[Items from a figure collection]

>> START

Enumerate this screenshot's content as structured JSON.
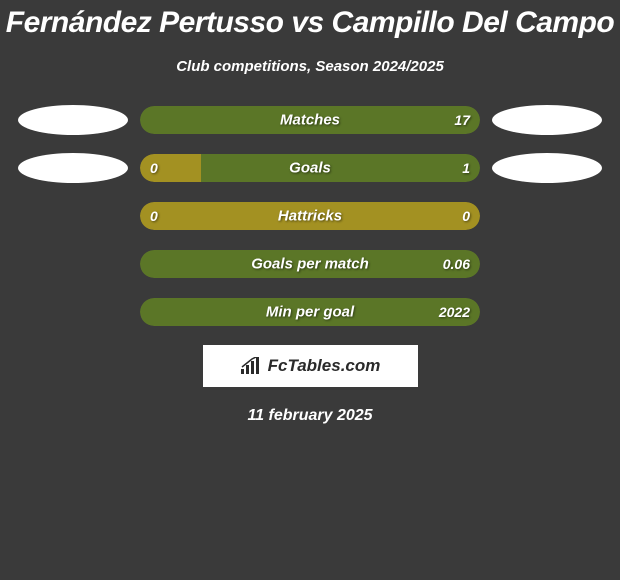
{
  "title": "Fernández Pertusso vs Campillo Del Campo",
  "subtitle": "Club competitions, Season 2024/2025",
  "date_text": "11 february 2025",
  "logo_text": "FcTables.com",
  "colors": {
    "bg": "#3a3a3a",
    "ellipse": "#ffffff",
    "left_bar": "#a39122",
    "right_bar": "#5b7627",
    "full_olive": "#a39122",
    "text": "#ffffff"
  },
  "rows": [
    {
      "label": "Matches",
      "left_value": "",
      "right_value": "17",
      "left_pct": 0,
      "right_pct": 100,
      "left_color": "#a39122",
      "right_color": "#5b7627",
      "ellipse_left": true,
      "ellipse_right": true
    },
    {
      "label": "Goals",
      "left_value": "0",
      "right_value": "1",
      "left_pct": 18,
      "right_pct": 82,
      "left_color": "#a39122",
      "right_color": "#5b7627",
      "ellipse_left": true,
      "ellipse_right": true
    },
    {
      "label": "Hattricks",
      "left_value": "0",
      "right_value": "0",
      "left_pct": 100,
      "right_pct": 0,
      "left_color": "#a39122",
      "right_color": "#5b7627",
      "ellipse_left": false,
      "ellipse_right": false
    },
    {
      "label": "Goals per match",
      "left_value": "",
      "right_value": "0.06",
      "left_pct": 0,
      "right_pct": 100,
      "left_color": "#a39122",
      "right_color": "#5b7627",
      "ellipse_left": false,
      "ellipse_right": false
    },
    {
      "label": "Min per goal",
      "left_value": "",
      "right_value": "2022",
      "left_pct": 0,
      "right_pct": 100,
      "left_color": "#a39122",
      "right_color": "#5b7627",
      "ellipse_left": false,
      "ellipse_right": false
    }
  ]
}
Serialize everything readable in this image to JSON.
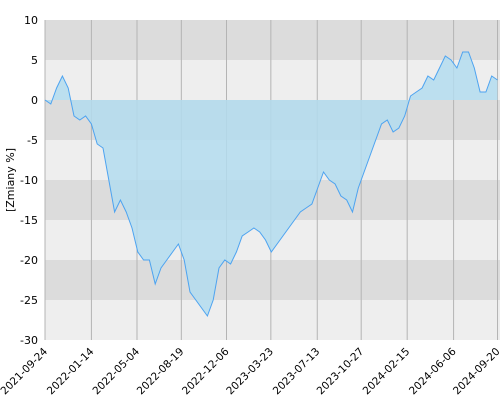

>> END

→ WHAT THIS TASK INVOLVES: Repeat every record above exactly, but leave out any pictures.

→ SOLUTION TO THE PROBLEM:
Enumerate this screenshot's content as structured JSON.
{
  "title": "Fernández Pertusso vs Campillo Del Campo",
  "subtitle": "Club competitions, Season 2024/2025",
  "date_text": "11 february 2025",
  "logo_text": "FcTables.com",
  "colors": {
    "bg": "#3a3a3a",
    "ellipse": "#ffffff",
    "left_bar": "#a39122",
    "right_bar": "#5b7627",
    "full_olive": "#a39122",
    "text": "#ffffff"
  },
  "rows": [
    {
      "label": "Matches",
      "left_value": "",
      "right_value": "17",
      "left_pct": 0,
      "right_pct": 100,
      "left_color": "#a39122",
      "right_color": "#5b7627",
      "ellipse_left": true,
      "ellipse_right": true
    },
    {
      "label": "Goals",
      "left_value": "0",
      "right_value": "1",
      "left_pct": 18,
      "right_pct": 82,
      "left_color": "#a39122",
      "right_color": "#5b7627",
      "ellipse_left": true,
      "ellipse_right": true
    },
    {
      "label": "Hattricks",
      "left_value": "0",
      "right_value": "0",
      "left_pct": 100,
      "right_pct": 0,
      "left_color": "#a39122",
      "right_color": "#5b7627",
      "ellipse_left": false,
      "ellipse_right": false
    },
    {
      "label": "Goals per match",
      "left_value": "",
      "right_value": "0.06",
      "left_pct": 0,
      "right_pct": 100,
      "left_color": "#a39122",
      "right_color": "#5b7627",
      "ellipse_left": false,
      "ellipse_right": false
    },
    {
      "label": "Min per goal",
      "left_value": "",
      "right_value": "2022",
      "left_pct": 0,
      "right_pct": 100,
      "left_color": "#a39122",
      "right_color": "#5b7627",
      "ellipse_left": false,
      "ellipse_right": false
    }
  ]
}
Serialize everything readable in this image to JSON.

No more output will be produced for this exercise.